[Recorded data]:
_ _ _
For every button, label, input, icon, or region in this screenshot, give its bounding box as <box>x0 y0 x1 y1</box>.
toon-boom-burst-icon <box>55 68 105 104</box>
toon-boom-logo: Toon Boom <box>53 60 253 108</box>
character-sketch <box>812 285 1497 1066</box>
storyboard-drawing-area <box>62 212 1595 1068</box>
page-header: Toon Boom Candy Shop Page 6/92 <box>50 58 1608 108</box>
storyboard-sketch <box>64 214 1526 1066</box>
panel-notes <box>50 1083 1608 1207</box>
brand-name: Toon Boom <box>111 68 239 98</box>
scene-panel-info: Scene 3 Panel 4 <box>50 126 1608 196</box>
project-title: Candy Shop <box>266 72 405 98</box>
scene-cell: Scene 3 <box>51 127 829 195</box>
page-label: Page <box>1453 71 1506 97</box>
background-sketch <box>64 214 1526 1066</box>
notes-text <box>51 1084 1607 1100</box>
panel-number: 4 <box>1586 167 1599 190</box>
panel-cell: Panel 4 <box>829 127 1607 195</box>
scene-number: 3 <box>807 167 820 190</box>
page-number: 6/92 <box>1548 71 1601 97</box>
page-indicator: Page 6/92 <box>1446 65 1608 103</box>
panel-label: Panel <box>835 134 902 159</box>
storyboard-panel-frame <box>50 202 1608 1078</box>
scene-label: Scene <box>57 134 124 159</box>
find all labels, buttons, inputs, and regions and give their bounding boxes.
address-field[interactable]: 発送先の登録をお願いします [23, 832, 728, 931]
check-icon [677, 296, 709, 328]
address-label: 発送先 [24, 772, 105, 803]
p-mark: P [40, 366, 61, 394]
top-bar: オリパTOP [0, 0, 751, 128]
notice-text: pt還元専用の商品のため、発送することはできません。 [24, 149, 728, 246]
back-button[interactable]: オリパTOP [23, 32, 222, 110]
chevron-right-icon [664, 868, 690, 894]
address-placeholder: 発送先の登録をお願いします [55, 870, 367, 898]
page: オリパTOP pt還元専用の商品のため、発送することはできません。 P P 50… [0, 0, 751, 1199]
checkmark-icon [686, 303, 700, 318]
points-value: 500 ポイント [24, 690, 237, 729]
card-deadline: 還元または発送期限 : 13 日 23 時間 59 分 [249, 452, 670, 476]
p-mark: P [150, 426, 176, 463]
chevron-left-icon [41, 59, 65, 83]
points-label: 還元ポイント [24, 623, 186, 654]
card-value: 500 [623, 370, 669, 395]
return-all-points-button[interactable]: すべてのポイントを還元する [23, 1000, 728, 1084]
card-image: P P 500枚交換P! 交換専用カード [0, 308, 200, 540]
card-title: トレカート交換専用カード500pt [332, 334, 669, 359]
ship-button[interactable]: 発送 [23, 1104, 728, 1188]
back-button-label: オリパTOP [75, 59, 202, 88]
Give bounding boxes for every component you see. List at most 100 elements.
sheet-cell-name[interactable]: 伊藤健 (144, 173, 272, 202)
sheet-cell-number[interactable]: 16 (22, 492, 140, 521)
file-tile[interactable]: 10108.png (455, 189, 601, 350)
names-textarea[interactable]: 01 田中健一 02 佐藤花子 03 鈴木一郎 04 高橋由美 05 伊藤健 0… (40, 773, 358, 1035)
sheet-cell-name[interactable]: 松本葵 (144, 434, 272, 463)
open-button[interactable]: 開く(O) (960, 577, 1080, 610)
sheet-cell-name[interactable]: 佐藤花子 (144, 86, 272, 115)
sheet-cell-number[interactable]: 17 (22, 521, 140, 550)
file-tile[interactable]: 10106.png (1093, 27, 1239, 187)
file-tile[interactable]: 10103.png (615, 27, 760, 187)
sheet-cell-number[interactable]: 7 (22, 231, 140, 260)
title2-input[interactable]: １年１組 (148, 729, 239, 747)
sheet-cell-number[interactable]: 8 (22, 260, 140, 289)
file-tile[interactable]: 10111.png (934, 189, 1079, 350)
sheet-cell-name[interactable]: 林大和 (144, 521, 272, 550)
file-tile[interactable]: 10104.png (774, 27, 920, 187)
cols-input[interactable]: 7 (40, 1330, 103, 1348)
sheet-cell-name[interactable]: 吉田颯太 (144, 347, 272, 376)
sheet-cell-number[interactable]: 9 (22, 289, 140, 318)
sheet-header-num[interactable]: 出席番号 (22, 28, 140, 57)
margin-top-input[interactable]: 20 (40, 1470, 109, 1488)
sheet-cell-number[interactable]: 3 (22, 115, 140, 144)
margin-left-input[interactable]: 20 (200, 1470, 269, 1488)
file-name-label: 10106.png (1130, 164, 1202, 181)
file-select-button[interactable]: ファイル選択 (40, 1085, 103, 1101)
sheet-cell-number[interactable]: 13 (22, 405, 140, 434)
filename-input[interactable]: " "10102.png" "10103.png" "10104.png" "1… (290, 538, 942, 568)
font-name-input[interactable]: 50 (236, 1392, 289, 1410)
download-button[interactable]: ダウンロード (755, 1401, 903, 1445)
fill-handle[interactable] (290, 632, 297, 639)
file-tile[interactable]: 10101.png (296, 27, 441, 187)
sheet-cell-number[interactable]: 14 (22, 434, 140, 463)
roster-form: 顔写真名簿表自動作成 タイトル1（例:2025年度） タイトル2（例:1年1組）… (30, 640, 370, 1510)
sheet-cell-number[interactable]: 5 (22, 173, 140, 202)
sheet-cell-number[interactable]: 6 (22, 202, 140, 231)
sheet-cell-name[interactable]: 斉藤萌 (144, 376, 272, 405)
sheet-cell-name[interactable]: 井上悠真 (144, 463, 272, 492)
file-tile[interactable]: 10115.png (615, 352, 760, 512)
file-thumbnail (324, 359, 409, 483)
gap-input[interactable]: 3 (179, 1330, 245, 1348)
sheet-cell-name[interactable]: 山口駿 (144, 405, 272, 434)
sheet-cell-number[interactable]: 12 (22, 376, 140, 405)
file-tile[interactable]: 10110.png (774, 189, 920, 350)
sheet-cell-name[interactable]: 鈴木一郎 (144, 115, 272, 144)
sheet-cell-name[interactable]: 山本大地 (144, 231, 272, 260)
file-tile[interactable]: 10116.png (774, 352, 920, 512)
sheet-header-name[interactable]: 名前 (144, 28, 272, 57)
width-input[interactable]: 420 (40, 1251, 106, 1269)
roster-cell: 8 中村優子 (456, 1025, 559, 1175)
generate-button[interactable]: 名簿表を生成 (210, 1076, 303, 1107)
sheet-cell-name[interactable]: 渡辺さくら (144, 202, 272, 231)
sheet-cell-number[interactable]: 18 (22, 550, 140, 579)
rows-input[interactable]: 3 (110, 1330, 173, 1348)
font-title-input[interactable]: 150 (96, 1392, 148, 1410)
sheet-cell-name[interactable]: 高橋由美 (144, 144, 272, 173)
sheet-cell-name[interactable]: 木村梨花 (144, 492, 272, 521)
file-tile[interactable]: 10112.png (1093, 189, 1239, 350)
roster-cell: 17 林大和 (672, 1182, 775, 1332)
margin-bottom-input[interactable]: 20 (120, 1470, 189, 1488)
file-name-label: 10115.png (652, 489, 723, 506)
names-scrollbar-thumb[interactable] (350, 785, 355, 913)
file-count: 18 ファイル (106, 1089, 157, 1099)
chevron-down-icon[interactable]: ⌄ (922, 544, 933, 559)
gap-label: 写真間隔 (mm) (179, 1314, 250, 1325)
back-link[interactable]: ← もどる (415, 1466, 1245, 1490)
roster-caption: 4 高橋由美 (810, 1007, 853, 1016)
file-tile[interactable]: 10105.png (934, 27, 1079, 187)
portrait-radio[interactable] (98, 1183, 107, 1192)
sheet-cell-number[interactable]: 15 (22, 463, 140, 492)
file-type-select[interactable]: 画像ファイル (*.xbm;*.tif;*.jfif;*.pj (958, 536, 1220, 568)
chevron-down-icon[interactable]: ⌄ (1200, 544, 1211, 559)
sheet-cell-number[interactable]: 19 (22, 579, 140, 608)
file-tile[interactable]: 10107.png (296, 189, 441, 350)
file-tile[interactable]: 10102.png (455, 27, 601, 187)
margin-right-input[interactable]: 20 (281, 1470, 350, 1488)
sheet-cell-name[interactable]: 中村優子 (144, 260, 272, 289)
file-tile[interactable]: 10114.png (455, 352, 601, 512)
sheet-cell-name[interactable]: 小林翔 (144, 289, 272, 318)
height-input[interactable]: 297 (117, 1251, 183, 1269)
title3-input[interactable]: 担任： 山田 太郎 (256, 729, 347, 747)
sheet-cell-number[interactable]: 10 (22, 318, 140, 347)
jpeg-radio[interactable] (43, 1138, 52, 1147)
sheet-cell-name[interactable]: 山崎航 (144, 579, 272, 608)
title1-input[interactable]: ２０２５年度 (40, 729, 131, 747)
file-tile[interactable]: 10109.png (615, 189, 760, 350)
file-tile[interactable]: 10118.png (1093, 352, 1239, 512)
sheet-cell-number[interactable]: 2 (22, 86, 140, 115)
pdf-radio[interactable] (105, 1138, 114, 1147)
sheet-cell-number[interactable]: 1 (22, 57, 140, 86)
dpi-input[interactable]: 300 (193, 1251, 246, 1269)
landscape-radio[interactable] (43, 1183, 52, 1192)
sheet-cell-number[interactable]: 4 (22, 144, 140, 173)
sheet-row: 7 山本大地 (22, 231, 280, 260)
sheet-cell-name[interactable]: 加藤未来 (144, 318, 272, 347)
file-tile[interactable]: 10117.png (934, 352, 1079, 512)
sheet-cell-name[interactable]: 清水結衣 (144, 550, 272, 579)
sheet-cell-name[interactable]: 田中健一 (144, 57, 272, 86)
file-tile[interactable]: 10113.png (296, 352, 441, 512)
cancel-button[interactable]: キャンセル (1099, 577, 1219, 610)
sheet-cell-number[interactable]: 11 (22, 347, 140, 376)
_ _ _
Starting at the top of the material and going on through the line with "chevron-right-icon [664, 868, 690, 894]", write those lines out again with "panel-notes" switched to "panel-comments" and everything else left unchanged.

[Solved problem]:
For every button, label, input, icon, or region in this screenshot, give its bounding box as <box>x0 y0 x1 y1</box>.
toon-boom-burst-icon <box>55 68 105 104</box>
toon-boom-logo: Toon Boom <box>53 60 253 108</box>
character-sketch <box>812 285 1497 1066</box>
storyboard-drawing-area <box>62 212 1595 1068</box>
page-header: Toon Boom Candy Shop Page 6/92 <box>50 58 1608 108</box>
storyboard-sketch <box>64 214 1526 1066</box>
panel-comments <box>50 1083 1608 1207</box>
brand-name: Toon Boom <box>111 68 239 98</box>
scene-panel-info: Scene 3 Panel 4 <box>50 126 1608 196</box>
project-title: Candy Shop <box>266 72 405 98</box>
scene-cell: Scene 3 <box>51 127 829 195</box>
page-label: Page <box>1453 71 1506 97</box>
background-sketch <box>64 214 1526 1066</box>
notes-text <box>51 1084 1607 1100</box>
panel-number: 4 <box>1586 167 1599 190</box>
panel-cell: Panel 4 <box>829 127 1607 195</box>
scene-number: 3 <box>807 167 820 190</box>
page-number: 6/92 <box>1548 71 1601 97</box>
page-indicator: Page 6/92 <box>1446 65 1608 103</box>
panel-label: Panel <box>835 134 902 159</box>
storyboard-panel-frame <box>50 202 1608 1078</box>
scene-label: Scene <box>57 134 124 159</box>
find all labels, buttons, inputs, and regions and give their bounding boxes.
address-field[interactable]: 発送先の登録をお願いします [23, 832, 728, 931]
check-icon [677, 296, 709, 328]
address-label: 発送先 [24, 772, 105, 803]
p-mark: P [40, 366, 61, 394]
top-bar: オリパTOP [0, 0, 751, 128]
notice-text: pt還元専用の商品のため、発送することはできません。 [24, 149, 728, 246]
back-button[interactable]: オリパTOP [23, 32, 222, 110]
chevron-right-icon [664, 868, 690, 894]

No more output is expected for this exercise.